Requirement> Reproduce every line of the material below word for word.

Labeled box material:
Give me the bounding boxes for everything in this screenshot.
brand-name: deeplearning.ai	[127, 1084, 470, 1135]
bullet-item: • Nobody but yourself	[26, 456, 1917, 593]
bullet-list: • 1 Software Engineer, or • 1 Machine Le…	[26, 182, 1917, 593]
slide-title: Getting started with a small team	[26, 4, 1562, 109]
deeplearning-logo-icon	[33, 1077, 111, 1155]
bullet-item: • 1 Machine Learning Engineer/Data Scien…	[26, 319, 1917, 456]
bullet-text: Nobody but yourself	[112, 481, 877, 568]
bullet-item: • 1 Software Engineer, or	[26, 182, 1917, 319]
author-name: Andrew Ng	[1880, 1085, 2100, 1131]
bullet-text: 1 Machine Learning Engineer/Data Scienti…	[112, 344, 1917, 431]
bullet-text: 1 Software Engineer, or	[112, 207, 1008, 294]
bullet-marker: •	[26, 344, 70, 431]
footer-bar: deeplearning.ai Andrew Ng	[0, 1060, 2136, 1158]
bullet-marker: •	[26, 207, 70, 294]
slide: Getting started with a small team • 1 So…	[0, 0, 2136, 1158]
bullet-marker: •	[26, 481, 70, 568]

Output>
Give me the bounding boxes for everything in this screenshot.
brand-name: deeplearning.ai	[127, 1084, 470, 1135]
bullet-item: • Nobody but yourself	[26, 456, 1917, 593]
bullet-list: • 1 Software Engineer, or • 1 Machine Le…	[26, 182, 1917, 593]
slide-title: Getting started with a small team	[26, 4, 1562, 109]
deeplearning-logo-icon	[33, 1077, 111, 1155]
bullet-item: • 1 Machine Learning Engineer/Data Scien…	[26, 319, 1917, 456]
bullet-text: Nobody but yourself	[112, 481, 877, 568]
bullet-item: • 1 Software Engineer, or	[26, 182, 1917, 319]
author-name: Andrew Ng	[1880, 1085, 2100, 1131]
bullet-text: 1 Machine Learning Engineer/Data Scienti…	[112, 344, 1917, 431]
bullet-text: 1 Software Engineer, or	[112, 207, 1008, 294]
bullet-marker: •	[26, 344, 70, 431]
footer-bar: deeplearning.ai Andrew Ng	[0, 1060, 2136, 1158]
bullet-marker: •	[26, 207, 70, 294]
slide: Getting started with a small team • 1 So…	[0, 0, 2136, 1158]
bullet-marker: •	[26, 481, 70, 568]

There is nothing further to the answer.